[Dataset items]
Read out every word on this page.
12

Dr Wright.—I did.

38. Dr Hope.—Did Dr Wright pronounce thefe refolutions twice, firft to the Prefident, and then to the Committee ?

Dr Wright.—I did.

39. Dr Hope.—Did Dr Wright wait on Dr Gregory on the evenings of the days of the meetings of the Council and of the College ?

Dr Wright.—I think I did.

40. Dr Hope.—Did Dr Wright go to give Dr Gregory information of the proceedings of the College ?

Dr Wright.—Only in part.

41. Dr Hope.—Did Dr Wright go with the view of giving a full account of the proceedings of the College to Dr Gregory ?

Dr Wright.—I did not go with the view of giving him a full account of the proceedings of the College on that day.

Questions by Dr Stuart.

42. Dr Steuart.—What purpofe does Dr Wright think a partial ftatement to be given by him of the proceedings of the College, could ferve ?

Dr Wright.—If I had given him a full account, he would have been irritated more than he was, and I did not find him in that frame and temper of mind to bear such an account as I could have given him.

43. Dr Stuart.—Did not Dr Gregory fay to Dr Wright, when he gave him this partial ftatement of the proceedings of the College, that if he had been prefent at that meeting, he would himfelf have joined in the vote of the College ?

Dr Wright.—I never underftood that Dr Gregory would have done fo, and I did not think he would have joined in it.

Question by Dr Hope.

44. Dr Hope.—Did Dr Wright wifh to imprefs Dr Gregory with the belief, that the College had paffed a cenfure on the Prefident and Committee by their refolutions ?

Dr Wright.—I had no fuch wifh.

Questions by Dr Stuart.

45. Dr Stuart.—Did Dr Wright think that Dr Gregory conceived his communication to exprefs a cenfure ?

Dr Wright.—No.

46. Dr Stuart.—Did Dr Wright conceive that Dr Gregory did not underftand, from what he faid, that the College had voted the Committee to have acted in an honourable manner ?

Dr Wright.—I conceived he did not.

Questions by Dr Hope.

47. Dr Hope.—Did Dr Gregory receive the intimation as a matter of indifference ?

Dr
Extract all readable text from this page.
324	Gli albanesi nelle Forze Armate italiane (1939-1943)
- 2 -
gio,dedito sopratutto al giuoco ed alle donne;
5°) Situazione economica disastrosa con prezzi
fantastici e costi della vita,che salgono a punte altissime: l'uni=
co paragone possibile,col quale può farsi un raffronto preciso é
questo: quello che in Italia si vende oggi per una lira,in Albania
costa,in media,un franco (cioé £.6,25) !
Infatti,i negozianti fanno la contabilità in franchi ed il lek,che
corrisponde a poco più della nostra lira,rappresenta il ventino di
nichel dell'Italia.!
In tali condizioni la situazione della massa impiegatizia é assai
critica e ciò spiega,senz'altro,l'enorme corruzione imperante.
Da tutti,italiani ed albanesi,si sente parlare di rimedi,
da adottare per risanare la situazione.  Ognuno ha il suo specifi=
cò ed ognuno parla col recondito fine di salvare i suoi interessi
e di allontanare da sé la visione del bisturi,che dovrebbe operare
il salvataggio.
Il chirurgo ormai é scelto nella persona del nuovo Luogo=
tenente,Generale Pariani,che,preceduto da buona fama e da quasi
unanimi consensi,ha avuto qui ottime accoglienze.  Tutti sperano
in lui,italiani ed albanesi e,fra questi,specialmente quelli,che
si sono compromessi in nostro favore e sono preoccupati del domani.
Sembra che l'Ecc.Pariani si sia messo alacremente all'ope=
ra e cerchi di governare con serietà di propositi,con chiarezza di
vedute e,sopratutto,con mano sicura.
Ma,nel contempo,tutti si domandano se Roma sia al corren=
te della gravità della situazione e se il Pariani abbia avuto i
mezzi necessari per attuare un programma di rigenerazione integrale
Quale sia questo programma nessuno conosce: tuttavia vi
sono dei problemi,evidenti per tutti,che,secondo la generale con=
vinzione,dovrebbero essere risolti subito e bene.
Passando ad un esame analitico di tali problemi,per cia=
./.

◆ What the task asks ◆
Reproduce every entry shown above, precisely as it stands.

◆ Output of the task ◆
Read out every word on this page.
12

Dr Wright.—I did.

38. Dr Hope.—Did Dr Wright pronounce thefe refolutions twice, firft to the Prefident, and then to the Committee ?

Dr Wright.—I did.

39. Dr Hope.—Did Dr Wright wait on Dr Gregory on the evenings of the days of the meetings of the Council and of the College ?

Dr Wright.—I think I did.

40. Dr Hope.—Did Dr Wright go to give Dr Gregory information of the proceedings of the College ?

Dr Wright.—Only in part.

41. Dr Hope.—Did Dr Wright go with the view of giving a full account of the proceedings of the College to Dr Gregory ?

Dr Wright.—I did not go with the view of giving him a full account of the proceedings of the College on that day.

Questions by Dr Stuart.

42. Dr Steuart.—What purpofe does Dr Wright think a partial ftatement to be given by him of the proceedings of the College, could ferve ?

Dr Wright.—If I had given him a full account, he would have been irritated more than he was, and I did not find him in that frame and temper of mind to bear such an account as I could have given him.

43. Dr Stuart.—Did not Dr Gregory fay to Dr Wright, when he gave him this partial ftatement of the proceedings of the College, that if he had been prefent at that meeting, he would himfelf have joined in the vote of the College ?

Dr Wright.—I never underftood that Dr Gregory would have done fo, and I did not think he would have joined in it.

Question by Dr Hope.

44. Dr Hope.—Did Dr Wright wifh to imprefs Dr Gregory with the belief, that the College had paffed a cenfure on the Prefident and Committee by their refolutions ?

Dr Wright.—I had no fuch wifh.

Questions by Dr Stuart.

45. Dr Stuart.—Did Dr Wright think that Dr Gregory conceived his communication to exprefs a cenfure ?

Dr Wright.—No.

46. Dr Stuart.—Did Dr Wright conceive that Dr Gregory did not underftand, from what he faid, that the College had voted the Committee to have acted in an honourable manner ?

Dr Wright.—I conceived he did not.

Questions by Dr Hope.

47. Dr Hope.—Did Dr Gregory receive the intimation as a matter of indifference ?

Dr
Extract all readable text from this page.
324	Gli albanesi nelle Forze Armate italiane (1939-1943)
- 2 -
gio,dedito sopratutto al giuoco ed alle donne;
5°) Situazione economica disastrosa con prezzi
fantastici e costi della vita,che salgono a punte altissime: l'uni=
co paragone possibile,col quale può farsi un raffronto preciso é
questo: quello che in Italia si vende oggi per una lira,in Albania
costa,in media,un franco (cioé £.6,25) !
Infatti,i negozianti fanno la contabilità in franchi ed il lek,che
corrisponde a poco più della nostra lira,rappresenta il ventino di
nichel dell'Italia.!
In tali condizioni la situazione della massa impiegatizia é assai
critica e ciò spiega,senz'altro,l'enorme corruzione imperante.
Da tutti,italiani ed albanesi,si sente parlare di rimedi,
da adottare per risanare la situazione.  Ognuno ha il suo specifi=
cò ed ognuno parla col recondito fine di salvare i suoi interessi
e di allontanare da sé la visione del bisturi,che dovrebbe operare
il salvataggio.
Il chirurgo ormai é scelto nella persona del nuovo Luogo=
tenente,Generale Pariani,che,preceduto da buona fama e da quasi
unanimi consensi,ha avuto qui ottime accoglienze.  Tutti sperano
in lui,italiani ed albanesi e,fra questi,specialmente quelli,che
si sono compromessi in nostro favore e sono preoccupati del domani.
Sembra che l'Ecc.Pariani si sia messo alacremente all'ope=
ra e cerchi di governare con serietà di propositi,con chiarezza di
vedute e,sopratutto,con mano sicura.
Ma,nel contempo,tutti si domandano se Roma sia al corren=
te della gravità della situazione e se il Pariani abbia avuto i
mezzi necessari per attuare un programma di rigenerazione integrale
Quale sia questo programma nessuno conosce: tuttavia vi
sono dei problemi,evidenti per tutti,che,secondo la generale con=
vinzione,dovrebbero essere risolti subito e bene.
Passando ad un esame analitico di tali problemi,per cia=
./.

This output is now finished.